◆ Task requirements: Your answer should hold every line of the records below that contains the string "critical".
◇ ◇ ◇ ◇ ◇
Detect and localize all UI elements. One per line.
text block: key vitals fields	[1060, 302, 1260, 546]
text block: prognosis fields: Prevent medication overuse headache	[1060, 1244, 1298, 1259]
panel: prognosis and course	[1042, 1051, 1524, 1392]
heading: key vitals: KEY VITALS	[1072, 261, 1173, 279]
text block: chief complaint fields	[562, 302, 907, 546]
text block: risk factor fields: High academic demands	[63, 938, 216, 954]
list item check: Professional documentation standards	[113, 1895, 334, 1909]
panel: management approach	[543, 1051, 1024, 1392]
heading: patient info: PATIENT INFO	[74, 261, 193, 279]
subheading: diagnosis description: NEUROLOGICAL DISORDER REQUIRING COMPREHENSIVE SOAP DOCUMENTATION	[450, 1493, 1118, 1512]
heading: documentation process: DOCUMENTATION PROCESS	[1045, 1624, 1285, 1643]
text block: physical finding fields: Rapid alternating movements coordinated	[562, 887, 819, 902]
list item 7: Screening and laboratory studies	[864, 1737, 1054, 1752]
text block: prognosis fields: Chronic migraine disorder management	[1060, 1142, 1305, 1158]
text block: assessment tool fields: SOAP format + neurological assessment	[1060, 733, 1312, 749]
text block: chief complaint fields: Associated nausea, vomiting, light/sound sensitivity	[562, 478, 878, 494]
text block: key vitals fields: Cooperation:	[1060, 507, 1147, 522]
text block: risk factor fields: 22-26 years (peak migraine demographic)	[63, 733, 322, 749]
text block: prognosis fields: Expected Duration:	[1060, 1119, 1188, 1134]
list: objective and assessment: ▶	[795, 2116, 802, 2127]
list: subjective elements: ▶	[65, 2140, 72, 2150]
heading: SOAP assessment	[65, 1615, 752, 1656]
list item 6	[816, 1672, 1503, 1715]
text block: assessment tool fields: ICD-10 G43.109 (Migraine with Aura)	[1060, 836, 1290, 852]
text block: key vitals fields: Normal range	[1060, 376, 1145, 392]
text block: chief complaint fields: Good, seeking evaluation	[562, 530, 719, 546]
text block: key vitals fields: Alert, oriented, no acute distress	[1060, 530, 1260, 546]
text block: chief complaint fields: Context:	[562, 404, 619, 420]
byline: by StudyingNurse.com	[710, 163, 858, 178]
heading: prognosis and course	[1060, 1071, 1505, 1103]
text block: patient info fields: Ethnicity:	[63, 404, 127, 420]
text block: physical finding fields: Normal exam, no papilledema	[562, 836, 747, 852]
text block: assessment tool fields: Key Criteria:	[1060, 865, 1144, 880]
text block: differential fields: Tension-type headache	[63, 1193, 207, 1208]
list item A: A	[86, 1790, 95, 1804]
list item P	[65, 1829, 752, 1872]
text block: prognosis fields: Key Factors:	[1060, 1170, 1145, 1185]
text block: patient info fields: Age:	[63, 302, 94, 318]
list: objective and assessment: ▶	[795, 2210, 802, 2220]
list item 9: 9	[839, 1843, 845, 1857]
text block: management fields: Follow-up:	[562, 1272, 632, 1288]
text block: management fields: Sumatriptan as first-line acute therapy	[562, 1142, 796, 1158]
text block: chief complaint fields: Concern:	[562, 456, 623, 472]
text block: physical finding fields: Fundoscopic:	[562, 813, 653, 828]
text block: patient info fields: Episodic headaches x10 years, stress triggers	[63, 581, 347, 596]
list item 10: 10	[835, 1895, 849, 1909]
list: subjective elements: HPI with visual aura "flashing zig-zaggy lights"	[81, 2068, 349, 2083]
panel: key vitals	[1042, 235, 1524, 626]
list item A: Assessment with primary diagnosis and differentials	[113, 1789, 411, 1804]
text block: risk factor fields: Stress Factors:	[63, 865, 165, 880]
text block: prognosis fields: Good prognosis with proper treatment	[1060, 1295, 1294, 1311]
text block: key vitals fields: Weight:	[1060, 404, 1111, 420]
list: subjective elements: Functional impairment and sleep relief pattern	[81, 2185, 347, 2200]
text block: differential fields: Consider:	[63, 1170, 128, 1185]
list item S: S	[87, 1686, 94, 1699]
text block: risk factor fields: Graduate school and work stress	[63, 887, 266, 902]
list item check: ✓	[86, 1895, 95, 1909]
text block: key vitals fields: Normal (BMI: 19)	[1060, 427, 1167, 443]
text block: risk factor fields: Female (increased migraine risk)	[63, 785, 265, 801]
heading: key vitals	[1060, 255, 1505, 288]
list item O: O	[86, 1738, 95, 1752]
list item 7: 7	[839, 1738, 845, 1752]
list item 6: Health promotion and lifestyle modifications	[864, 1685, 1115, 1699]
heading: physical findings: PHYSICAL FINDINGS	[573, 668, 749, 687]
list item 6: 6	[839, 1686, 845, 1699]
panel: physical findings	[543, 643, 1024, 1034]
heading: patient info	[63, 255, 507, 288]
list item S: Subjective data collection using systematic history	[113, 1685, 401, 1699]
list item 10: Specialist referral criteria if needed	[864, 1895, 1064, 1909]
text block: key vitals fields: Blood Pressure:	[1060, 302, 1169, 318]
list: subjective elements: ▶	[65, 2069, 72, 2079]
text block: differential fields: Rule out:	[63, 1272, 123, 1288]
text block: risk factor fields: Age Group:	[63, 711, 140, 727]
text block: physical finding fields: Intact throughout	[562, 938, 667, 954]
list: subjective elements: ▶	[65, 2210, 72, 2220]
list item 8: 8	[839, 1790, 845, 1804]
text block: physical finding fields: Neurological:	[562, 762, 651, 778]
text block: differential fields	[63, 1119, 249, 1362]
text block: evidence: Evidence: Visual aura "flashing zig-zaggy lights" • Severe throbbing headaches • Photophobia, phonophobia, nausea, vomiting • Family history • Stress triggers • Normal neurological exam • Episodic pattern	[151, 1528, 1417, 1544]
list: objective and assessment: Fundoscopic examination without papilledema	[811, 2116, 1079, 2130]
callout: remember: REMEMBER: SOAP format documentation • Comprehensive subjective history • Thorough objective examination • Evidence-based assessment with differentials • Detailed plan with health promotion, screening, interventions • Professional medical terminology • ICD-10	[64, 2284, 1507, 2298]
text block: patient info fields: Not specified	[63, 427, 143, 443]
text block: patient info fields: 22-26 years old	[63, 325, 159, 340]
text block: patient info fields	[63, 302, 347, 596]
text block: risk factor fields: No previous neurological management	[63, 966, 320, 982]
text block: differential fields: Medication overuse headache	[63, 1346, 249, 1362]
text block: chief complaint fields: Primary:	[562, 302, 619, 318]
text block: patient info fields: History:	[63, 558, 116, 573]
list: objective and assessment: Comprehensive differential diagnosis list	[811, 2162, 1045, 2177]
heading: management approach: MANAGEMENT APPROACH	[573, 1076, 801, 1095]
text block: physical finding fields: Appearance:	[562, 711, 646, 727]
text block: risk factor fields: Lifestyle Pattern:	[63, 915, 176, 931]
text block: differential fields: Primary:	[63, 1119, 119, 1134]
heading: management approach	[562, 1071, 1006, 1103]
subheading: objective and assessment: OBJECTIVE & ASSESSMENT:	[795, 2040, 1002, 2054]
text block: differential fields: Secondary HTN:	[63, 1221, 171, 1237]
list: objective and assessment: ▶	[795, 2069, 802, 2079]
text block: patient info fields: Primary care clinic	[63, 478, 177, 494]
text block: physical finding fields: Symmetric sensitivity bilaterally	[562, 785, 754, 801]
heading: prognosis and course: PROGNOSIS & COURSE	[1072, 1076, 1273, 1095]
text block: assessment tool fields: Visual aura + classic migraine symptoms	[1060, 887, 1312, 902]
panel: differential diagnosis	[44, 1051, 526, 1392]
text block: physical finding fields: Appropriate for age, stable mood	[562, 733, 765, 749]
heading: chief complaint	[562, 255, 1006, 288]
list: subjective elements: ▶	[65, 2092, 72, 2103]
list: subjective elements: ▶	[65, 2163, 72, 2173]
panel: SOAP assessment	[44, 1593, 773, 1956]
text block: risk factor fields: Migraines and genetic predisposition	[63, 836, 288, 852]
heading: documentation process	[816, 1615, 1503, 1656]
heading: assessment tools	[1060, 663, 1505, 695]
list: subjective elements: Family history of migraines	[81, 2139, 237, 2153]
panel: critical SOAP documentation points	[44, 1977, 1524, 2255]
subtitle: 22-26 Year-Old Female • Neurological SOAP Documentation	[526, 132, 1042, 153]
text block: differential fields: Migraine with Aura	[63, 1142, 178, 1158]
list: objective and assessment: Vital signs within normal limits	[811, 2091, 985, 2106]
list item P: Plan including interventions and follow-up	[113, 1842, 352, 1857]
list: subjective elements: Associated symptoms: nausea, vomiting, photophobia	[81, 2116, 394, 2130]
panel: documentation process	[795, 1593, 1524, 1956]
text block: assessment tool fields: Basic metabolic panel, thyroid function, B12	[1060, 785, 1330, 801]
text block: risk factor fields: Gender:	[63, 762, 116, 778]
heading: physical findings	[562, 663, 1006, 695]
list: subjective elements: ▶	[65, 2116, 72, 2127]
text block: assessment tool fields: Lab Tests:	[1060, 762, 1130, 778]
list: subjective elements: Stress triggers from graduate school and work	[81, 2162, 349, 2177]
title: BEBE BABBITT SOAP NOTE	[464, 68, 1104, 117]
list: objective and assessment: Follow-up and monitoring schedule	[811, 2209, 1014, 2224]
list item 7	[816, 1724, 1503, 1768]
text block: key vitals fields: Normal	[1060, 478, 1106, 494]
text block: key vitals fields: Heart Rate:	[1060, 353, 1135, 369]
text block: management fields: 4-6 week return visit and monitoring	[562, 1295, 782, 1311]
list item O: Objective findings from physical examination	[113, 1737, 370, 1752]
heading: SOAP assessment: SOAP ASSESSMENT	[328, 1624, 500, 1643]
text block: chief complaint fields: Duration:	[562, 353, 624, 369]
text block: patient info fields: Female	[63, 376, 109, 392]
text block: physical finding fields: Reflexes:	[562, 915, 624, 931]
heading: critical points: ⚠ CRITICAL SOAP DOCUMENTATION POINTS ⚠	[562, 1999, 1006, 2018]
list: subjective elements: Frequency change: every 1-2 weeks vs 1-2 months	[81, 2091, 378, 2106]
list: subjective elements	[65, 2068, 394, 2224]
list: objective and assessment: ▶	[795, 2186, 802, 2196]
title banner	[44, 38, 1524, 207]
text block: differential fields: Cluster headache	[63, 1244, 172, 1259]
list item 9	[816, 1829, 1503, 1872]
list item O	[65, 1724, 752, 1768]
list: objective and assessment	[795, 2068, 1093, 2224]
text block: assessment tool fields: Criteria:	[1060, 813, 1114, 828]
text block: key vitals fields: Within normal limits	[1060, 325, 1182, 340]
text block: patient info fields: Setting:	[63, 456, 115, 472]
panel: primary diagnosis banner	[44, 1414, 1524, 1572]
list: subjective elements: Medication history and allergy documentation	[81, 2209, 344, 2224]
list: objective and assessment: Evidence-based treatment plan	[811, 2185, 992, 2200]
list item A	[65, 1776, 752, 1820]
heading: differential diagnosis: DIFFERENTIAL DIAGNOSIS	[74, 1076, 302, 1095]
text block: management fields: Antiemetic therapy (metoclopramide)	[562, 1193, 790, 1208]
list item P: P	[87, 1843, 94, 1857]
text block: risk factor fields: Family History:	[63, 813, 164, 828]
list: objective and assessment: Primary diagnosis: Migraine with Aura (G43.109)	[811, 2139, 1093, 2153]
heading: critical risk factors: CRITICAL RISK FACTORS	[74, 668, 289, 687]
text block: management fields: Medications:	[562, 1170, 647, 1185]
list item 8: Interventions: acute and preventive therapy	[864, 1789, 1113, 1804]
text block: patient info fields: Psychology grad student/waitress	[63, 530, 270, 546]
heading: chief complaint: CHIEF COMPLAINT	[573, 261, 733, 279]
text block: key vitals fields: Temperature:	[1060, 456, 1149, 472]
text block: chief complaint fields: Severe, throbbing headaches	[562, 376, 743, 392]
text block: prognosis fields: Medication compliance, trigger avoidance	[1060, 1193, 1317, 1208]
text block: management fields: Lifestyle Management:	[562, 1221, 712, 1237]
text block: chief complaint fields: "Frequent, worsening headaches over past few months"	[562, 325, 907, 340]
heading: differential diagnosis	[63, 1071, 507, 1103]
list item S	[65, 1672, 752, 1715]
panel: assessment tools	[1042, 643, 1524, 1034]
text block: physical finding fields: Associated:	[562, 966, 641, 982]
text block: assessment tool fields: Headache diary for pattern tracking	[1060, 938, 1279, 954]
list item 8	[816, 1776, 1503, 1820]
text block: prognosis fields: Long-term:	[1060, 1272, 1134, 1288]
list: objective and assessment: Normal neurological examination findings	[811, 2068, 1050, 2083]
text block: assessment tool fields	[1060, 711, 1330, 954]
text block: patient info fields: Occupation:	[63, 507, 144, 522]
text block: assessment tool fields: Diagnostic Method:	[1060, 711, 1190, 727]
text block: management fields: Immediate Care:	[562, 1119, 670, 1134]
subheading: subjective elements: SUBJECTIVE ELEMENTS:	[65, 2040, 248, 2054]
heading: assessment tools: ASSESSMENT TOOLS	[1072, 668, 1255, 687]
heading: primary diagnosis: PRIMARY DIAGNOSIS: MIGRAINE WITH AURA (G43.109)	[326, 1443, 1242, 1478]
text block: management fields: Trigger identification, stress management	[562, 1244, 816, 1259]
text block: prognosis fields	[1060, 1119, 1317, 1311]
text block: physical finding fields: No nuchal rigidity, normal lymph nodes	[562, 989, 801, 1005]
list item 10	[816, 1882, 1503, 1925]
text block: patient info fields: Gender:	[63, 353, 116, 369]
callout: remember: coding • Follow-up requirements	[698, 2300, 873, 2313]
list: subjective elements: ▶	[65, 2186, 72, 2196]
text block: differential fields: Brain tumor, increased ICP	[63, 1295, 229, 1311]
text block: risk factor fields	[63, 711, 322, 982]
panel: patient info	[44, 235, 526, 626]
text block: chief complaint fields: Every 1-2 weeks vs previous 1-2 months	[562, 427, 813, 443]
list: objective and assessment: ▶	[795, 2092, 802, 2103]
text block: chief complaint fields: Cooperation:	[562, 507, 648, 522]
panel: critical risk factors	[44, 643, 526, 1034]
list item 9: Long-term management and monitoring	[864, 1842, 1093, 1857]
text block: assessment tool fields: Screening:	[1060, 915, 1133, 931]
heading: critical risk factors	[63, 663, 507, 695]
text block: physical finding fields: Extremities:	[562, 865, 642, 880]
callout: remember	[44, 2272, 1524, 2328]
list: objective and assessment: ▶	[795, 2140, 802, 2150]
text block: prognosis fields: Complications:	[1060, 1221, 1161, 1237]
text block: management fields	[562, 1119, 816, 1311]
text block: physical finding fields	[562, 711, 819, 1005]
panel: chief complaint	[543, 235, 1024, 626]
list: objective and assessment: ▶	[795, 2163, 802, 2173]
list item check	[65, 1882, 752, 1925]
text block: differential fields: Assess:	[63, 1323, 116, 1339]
◇ ◇ ◇ ◇ ◇
◆ The completed task:
panel: critical SOAP documentation points	[44, 1977, 1524, 2255]
heading: critical points: ⚠ CRITICAL SOAP DOCUMENTATION POINTS ⚠	[562, 1999, 1006, 2018]
heading: critical risk factors: CRITICAL RISK FACTORS	[74, 668, 289, 687]
panel: critical risk factors	[44, 643, 526, 1034]
heading: critical risk factors	[63, 663, 507, 695]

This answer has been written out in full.